• **AVAILABLE RECORDS**:
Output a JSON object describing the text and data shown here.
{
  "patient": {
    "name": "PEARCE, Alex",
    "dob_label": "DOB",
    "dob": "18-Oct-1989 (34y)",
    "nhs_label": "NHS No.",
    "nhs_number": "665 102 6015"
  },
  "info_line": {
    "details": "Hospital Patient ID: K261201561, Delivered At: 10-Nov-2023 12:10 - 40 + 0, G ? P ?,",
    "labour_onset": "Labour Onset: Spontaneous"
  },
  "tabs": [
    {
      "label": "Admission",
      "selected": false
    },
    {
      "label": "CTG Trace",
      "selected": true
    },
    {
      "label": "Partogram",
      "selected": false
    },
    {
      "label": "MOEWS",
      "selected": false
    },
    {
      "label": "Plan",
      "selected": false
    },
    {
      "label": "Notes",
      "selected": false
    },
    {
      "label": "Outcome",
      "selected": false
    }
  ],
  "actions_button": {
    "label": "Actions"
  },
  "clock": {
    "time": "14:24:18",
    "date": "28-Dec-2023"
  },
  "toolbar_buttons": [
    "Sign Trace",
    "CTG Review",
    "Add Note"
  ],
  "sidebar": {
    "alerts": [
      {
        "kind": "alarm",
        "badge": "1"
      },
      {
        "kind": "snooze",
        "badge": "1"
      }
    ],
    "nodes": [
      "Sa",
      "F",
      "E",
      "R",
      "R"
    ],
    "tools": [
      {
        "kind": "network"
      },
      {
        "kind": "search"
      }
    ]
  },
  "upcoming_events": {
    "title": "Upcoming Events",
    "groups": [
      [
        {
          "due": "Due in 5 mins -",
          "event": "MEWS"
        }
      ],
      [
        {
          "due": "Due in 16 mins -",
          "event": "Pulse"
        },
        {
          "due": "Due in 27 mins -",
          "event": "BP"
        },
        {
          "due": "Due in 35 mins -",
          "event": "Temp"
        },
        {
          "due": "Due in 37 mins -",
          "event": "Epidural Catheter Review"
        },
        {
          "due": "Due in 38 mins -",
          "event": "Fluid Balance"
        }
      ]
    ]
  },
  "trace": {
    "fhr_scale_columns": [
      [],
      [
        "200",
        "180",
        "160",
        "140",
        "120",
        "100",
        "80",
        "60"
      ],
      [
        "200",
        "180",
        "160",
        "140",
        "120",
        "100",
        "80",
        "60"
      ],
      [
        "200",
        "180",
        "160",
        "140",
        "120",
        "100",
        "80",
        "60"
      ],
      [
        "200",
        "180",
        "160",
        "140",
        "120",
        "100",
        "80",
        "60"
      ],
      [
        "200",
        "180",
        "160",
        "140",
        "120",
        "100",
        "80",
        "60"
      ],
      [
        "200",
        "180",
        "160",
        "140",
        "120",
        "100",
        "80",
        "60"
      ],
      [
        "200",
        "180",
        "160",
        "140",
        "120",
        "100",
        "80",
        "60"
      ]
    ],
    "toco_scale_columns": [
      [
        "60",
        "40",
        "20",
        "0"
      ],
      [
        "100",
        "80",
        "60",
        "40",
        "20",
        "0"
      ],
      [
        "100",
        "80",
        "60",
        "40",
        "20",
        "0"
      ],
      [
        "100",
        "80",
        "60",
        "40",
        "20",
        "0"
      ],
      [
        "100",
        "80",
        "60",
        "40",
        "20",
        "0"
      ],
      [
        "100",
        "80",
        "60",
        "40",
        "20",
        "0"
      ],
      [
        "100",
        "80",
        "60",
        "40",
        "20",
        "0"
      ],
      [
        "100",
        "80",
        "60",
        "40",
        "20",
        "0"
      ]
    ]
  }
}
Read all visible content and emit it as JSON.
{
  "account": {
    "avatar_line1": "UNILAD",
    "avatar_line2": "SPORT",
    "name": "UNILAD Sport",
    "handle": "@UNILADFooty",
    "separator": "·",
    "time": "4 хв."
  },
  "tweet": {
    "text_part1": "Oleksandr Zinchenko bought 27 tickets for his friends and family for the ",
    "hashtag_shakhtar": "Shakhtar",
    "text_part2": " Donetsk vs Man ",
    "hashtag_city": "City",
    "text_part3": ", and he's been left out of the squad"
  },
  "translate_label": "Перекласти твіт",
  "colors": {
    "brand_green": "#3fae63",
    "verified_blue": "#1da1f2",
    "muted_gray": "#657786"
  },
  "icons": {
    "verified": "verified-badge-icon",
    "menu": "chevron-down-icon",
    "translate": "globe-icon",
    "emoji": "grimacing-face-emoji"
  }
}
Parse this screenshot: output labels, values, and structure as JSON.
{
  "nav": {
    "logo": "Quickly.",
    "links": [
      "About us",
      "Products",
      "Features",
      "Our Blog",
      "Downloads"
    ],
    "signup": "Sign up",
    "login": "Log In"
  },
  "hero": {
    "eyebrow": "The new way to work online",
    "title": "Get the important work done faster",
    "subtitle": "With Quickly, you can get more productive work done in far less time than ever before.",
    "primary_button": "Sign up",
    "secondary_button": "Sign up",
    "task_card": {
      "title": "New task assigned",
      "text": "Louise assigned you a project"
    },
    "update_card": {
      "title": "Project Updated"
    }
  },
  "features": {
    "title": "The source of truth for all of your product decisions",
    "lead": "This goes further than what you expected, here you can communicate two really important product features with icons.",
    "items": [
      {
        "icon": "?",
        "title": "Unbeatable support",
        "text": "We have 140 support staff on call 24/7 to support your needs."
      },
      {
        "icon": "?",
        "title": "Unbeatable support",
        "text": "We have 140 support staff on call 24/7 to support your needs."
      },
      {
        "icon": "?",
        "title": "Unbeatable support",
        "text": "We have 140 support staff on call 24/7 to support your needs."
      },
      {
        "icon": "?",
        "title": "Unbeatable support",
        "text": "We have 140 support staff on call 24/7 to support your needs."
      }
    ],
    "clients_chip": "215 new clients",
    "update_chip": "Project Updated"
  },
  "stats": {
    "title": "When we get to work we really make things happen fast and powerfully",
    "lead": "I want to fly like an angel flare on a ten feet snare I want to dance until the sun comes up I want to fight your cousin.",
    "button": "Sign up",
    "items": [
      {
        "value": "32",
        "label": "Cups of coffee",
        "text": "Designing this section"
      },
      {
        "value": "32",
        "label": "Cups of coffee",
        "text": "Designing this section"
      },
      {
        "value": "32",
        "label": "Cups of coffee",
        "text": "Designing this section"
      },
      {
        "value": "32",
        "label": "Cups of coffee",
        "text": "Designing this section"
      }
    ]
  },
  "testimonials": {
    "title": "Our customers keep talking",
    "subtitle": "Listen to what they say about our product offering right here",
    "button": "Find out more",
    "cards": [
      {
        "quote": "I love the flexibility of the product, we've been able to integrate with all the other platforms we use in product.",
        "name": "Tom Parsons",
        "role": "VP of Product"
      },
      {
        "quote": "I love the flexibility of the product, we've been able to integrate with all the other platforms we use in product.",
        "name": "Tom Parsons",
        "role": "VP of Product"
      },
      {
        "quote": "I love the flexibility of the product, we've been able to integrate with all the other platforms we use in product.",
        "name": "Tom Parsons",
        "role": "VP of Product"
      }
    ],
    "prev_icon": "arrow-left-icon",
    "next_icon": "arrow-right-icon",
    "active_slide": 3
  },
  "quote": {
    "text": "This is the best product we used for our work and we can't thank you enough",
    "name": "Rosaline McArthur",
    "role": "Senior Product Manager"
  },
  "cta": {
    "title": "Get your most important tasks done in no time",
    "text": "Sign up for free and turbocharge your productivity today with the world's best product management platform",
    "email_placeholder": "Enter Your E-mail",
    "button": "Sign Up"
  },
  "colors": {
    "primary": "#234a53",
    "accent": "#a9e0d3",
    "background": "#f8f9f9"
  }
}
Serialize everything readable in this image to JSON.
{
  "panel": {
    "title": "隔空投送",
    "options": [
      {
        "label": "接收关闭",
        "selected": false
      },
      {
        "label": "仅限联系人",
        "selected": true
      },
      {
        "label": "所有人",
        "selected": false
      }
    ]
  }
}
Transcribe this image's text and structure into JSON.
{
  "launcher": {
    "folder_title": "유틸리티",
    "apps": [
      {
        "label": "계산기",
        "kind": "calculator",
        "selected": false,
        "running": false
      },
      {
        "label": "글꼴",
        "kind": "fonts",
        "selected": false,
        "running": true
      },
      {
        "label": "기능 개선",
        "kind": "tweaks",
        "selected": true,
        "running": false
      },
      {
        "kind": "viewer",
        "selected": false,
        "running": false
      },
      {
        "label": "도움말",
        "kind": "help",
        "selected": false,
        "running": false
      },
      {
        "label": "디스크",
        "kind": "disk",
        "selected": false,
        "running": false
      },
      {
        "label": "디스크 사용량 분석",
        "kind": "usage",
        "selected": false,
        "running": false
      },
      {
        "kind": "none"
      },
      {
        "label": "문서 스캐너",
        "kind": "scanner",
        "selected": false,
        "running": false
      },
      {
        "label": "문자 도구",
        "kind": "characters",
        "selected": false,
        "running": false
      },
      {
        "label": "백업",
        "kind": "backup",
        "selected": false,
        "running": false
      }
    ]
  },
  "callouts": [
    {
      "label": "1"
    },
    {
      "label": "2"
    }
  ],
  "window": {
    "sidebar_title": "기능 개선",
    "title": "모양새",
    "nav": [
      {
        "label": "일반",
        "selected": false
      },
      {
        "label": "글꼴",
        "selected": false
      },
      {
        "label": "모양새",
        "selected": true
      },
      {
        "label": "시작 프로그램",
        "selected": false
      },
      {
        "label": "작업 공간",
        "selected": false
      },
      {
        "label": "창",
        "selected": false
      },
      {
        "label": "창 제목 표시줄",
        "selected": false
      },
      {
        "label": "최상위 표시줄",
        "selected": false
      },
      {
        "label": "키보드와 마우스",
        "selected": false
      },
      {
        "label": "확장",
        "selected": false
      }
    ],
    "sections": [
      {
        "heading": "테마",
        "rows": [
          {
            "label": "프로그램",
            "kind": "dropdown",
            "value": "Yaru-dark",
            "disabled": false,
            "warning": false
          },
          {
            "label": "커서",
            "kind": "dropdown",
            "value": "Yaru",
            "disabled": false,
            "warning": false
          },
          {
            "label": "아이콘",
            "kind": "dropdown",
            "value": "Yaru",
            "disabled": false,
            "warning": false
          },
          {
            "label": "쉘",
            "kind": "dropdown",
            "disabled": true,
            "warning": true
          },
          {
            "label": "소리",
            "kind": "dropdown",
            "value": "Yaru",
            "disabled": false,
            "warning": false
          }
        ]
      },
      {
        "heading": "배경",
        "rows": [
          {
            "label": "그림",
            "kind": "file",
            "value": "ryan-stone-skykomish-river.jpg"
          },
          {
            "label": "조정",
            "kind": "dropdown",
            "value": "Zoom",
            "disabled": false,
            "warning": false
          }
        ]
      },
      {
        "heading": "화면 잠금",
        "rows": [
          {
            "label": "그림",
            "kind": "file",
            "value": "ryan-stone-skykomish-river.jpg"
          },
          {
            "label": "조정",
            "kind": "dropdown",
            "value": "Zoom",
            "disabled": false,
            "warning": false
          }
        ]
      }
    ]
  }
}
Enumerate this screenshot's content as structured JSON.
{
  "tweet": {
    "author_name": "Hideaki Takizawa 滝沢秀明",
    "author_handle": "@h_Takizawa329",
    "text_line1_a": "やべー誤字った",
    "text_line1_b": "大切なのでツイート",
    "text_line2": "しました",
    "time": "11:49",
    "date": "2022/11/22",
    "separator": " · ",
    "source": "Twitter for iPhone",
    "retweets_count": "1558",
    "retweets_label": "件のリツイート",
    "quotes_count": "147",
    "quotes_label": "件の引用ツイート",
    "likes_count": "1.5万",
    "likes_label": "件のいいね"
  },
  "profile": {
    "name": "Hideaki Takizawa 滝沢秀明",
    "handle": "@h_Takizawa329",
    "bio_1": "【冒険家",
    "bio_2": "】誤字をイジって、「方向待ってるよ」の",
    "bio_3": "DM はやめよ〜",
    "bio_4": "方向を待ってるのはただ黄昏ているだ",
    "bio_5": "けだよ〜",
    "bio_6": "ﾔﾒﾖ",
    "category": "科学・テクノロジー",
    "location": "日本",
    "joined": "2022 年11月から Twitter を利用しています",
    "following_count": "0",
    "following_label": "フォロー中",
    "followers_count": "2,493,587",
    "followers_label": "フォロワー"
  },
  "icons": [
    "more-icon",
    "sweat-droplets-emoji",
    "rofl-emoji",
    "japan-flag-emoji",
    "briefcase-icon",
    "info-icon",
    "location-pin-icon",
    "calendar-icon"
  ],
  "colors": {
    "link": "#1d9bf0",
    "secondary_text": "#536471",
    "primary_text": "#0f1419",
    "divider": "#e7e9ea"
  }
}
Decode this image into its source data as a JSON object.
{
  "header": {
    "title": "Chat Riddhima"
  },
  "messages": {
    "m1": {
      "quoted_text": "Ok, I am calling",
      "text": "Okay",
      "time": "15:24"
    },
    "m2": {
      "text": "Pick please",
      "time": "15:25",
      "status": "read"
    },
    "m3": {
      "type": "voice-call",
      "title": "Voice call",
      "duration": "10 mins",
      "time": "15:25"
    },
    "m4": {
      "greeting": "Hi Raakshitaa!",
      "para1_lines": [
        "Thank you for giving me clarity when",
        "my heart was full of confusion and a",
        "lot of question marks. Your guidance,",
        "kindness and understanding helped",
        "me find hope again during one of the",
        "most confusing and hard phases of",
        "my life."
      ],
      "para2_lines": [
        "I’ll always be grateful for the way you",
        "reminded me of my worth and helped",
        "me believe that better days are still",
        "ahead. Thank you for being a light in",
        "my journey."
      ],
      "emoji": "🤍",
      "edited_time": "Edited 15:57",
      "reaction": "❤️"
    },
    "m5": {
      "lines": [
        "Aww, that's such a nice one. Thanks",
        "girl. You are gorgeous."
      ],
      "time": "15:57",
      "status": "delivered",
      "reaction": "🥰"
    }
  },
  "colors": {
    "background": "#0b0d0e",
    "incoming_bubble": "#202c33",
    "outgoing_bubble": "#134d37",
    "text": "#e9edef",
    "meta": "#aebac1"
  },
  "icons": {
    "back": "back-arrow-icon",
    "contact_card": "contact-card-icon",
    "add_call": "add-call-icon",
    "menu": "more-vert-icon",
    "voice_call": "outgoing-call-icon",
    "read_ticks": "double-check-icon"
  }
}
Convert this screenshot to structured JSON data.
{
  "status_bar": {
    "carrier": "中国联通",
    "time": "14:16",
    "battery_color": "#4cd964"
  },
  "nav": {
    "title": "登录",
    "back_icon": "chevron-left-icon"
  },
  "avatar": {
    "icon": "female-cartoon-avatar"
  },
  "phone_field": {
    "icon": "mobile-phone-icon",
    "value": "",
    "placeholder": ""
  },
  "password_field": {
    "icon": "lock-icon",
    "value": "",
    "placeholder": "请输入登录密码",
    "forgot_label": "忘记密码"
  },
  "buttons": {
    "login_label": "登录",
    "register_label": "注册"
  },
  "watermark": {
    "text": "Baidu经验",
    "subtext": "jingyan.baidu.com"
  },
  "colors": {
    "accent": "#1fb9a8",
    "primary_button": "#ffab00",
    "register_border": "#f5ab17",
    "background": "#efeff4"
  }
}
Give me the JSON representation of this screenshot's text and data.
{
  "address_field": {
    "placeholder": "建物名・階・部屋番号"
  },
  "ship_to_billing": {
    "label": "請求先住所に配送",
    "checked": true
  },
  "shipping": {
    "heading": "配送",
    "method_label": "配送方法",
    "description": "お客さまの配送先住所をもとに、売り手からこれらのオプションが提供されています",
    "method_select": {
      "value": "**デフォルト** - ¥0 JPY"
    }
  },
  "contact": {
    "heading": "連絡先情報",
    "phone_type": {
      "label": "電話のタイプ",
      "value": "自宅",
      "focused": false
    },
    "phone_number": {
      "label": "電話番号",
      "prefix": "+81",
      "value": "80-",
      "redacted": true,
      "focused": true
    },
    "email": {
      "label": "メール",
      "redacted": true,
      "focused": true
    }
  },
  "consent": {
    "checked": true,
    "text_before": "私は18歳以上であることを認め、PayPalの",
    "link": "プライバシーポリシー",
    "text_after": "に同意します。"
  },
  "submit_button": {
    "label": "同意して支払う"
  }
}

• **OBJECTIVE**:
List all lines in the material containing the string "here".

• **CORRECT RESPONSE**:
Output a JSON object describing the text and data shown here.
    "lead": "This goes further than what you expected, here you can communicate two really important product features with icons.",
    "subtitle": "Listen to what they say about our product offering right here",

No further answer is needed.